## Instructions for the task
Transcribe the entries below exactly.

☆ ☆ ☆

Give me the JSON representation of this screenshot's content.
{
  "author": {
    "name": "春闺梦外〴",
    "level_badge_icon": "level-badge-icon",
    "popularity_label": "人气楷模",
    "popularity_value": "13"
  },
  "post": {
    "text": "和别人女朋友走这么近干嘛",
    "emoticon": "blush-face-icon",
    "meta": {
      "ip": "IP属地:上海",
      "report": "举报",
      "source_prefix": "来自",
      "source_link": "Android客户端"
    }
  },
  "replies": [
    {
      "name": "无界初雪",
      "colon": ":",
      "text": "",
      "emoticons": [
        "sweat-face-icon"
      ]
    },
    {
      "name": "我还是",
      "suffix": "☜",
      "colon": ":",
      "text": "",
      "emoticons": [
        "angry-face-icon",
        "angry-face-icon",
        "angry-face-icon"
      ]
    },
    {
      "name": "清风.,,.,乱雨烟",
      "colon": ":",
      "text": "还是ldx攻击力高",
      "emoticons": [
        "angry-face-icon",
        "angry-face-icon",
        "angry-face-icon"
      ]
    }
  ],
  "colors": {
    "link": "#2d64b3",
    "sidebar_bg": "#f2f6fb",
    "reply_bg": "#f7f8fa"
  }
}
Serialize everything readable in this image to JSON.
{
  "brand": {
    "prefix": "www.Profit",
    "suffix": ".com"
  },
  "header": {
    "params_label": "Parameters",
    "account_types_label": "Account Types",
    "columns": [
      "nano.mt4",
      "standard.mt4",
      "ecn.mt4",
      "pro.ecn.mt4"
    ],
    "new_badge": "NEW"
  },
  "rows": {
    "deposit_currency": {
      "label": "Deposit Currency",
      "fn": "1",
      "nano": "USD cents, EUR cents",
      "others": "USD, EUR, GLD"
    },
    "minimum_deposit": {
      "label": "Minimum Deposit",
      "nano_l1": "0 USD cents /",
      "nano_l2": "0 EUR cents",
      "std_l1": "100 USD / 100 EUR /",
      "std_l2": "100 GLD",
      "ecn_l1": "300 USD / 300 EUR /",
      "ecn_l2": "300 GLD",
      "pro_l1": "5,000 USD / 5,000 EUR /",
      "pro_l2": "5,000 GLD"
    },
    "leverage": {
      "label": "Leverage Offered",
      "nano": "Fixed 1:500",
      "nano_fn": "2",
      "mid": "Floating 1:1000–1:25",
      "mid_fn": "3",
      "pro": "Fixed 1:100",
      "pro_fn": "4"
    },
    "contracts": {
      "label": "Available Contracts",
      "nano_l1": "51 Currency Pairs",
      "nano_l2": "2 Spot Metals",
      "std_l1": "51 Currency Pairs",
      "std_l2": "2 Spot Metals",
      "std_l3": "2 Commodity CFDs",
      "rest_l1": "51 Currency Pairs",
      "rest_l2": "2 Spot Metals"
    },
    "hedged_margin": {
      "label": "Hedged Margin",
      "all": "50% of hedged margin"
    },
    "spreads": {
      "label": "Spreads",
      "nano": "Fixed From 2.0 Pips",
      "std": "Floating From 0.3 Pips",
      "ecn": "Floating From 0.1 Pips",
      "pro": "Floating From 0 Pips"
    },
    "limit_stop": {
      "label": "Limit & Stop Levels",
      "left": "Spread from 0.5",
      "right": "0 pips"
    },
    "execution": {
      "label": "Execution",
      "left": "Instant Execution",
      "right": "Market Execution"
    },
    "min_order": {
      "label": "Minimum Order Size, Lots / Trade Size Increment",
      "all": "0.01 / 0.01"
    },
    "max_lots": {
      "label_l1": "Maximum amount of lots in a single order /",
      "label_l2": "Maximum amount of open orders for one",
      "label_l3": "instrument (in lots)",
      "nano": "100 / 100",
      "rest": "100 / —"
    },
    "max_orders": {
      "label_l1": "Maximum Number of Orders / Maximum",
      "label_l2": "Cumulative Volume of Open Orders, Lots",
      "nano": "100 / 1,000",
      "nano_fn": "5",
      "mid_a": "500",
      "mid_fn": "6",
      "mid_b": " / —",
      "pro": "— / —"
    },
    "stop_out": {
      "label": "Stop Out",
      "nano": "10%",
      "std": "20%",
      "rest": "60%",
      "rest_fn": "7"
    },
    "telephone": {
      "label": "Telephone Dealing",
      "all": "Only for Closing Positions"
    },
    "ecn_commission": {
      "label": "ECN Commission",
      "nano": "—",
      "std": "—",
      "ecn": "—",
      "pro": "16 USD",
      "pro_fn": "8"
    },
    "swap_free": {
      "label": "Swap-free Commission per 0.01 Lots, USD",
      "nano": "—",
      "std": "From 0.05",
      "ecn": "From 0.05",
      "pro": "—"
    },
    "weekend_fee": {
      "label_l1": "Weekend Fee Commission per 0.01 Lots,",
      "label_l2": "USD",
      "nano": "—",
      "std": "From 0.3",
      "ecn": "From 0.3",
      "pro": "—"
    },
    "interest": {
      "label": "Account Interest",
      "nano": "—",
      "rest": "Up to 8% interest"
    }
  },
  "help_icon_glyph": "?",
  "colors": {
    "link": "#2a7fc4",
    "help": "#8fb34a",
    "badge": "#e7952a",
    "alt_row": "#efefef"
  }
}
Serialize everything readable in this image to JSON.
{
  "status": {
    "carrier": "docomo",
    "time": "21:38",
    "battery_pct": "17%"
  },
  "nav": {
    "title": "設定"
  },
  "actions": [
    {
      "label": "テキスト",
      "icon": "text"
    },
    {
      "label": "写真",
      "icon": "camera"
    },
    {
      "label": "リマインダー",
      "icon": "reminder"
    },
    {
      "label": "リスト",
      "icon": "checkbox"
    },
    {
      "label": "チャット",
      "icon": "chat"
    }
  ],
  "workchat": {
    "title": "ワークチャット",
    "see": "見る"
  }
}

☆ ☆ ☆

## The reply
Give me the JSON representation of this screenshot's content.
{
  "author": {
    "name": "春闺梦外〴",
    "level_badge_icon": "level-badge-icon",
    "popularity_label": "人气楷模",
    "popularity_value": "13"
  },
  "post": {
    "text": "和别人女朋友走这么近干嘛",
    "emoticon": "blush-face-icon",
    "meta": {
      "ip": "IP属地:上海",
      "report": "举报",
      "source_prefix": "来自",
      "source_link": "Android客户端"
    }
  },
  "replies": [
    {
      "name": "无界初雪",
      "colon": ":",
      "text": "",
      "emoticons": [
        "sweat-face-icon"
      ]
    },
    {
      "name": "我还是",
      "suffix": "☜",
      "colon": ":",
      "text": "",
      "emoticons": [
        "angry-face-icon",
        "angry-face-icon",
        "angry-face-icon"
      ]
    },
    {
      "name": "清风.,,.,乱雨烟",
      "colon": ":",
      "text": "还是ldx攻击力高",
      "emoticons": [
        "angry-face-icon",
        "angry-face-icon",
        "angry-face-icon"
      ]
    }
  ],
  "colors": {
    "link": "#2d64b3",
    "sidebar_bg": "#f2f6fb",
    "reply_bg": "#f7f8fa"
  }
}
Serialize everything readable in this image to JSON.
{
  "brand": {
    "prefix": "www.Profit",
    "suffix": ".com"
  },
  "header": {
    "params_label": "Parameters",
    "account_types_label": "Account Types",
    "columns": [
      "nano.mt4",
      "standard.mt4",
      "ecn.mt4",
      "pro.ecn.mt4"
    ],
    "new_badge": "NEW"
  },
  "rows": {
    "deposit_currency": {
      "label": "Deposit Currency",
      "fn": "1",
      "nano": "USD cents, EUR cents",
      "others": "USD, EUR, GLD"
    },
    "minimum_deposit": {
      "label": "Minimum Deposit",
      "nano_l1": "0 USD cents /",
      "nano_l2": "0 EUR cents",
      "std_l1": "100 USD / 100 EUR /",
      "std_l2": "100 GLD",
      "ecn_l1": "300 USD / 300 EUR /",
      "ecn_l2": "300 GLD",
      "pro_l1": "5,000 USD / 5,000 EUR /",
      "pro_l2": "5,000 GLD"
    },
    "leverage": {
      "label": "Leverage Offered",
      "nano": "Fixed 1:500",
      "nano_fn": "2",
      "mid": "Floating 1:1000–1:25",
      "mid_fn": "3",
      "pro": "Fixed 1:100",
      "pro_fn": "4"
    },
    "contracts": {
      "label": "Available Contracts",
      "nano_l1": "51 Currency Pairs",
      "nano_l2": "2 Spot Metals",
      "std_l1": "51 Currency Pairs",
      "std_l2": "2 Spot Metals",
      "std_l3": "2 Commodity CFDs",
      "rest_l1": "51 Currency Pairs",
      "rest_l2": "2 Spot Metals"
    },
    "hedged_margin": {
      "label": "Hedged Margin",
      "all": "50% of hedged margin"
    },
    "spreads": {
      "label": "Spreads",
      "nano": "Fixed From 2.0 Pips",
      "std": "Floating From 0.3 Pips",
      "ecn": "Floating From 0.1 Pips",
      "pro": "Floating From 0 Pips"
    },
    "limit_stop": {
      "label": "Limit & Stop Levels",
      "left": "Spread from 0.5",
      "right": "0 pips"
    },
    "execution": {
      "label": "Execution",
      "left": "Instant Execution",
      "right": "Market Execution"
    },
    "min_order": {
      "label": "Minimum Order Size, Lots / Trade Size Increment",
      "all": "0.01 / 0.01"
    },
    "max_lots": {
      "label_l1": "Maximum amount of lots in a single order /",
      "label_l2": "Maximum amount of open orders for one",
      "label_l3": "instrument (in lots)",
      "nano": "100 / 100",
      "rest": "100 / —"
    },
    "max_orders": {
      "label_l1": "Maximum Number of Orders / Maximum",
      "label_l2": "Cumulative Volume of Open Orders, Lots",
      "nano": "100 / 1,000",
      "nano_fn": "5",
      "mid_a": "500",
      "mid_fn": "6",
      "mid_b": " / —",
      "pro": "— / —"
    },
    "stop_out": {
      "label": "Stop Out",
      "nano": "10%",
      "std": "20%",
      "rest": "60%",
      "rest_fn": "7"
    },
    "telephone": {
      "label": "Telephone Dealing",
      "all": "Only for Closing Positions"
    },
    "ecn_commission": {
      "label": "ECN Commission",
      "nano": "—",
      "std": "—",
      "ecn": "—",
      "pro": "16 USD",
      "pro_fn": "8"
    },
    "swap_free": {
      "label": "Swap-free Commission per 0.01 Lots, USD",
      "nano": "—",
      "std": "From 0.05",
      "ecn": "From 0.05",
      "pro": "—"
    },
    "weekend_fee": {
      "label_l1": "Weekend Fee Commission per 0.01 Lots,",
      "label_l2": "USD",
      "nano": "—",
      "std": "From 0.3",
      "ecn": "From 0.3",
      "pro": "—"
    },
    "interest": {
      "label": "Account Interest",
      "nano": "—",
      "rest": "Up to 8% interest"
    }
  },
  "help_icon_glyph": "?",
  "colors": {
    "link": "#2a7fc4",
    "help": "#8fb34a",
    "badge": "#e7952a",
    "alt_row": "#efefef"
  }
}
Serialize everything readable in this image to JSON.
{
  "status": {
    "carrier": "docomo",
    "time": "21:38",
    "battery_pct": "17%"
  },
  "nav": {
    "title": "設定"
  },
  "actions": [
    {
      "label": "テキスト",
      "icon": "text"
    },
    {
      "label": "写真",
      "icon": "camera"
    },
    {
      "label": "リマインダー",
      "icon": "reminder"
    },
    {
      "label": "リスト",
      "icon": "checkbox"
    },
    {
      "label": "チャット",
      "icon": "chat"
    }
  ],
  "workchat": {
    "title": "ワークチャット",
    "see": "見る"
  }
}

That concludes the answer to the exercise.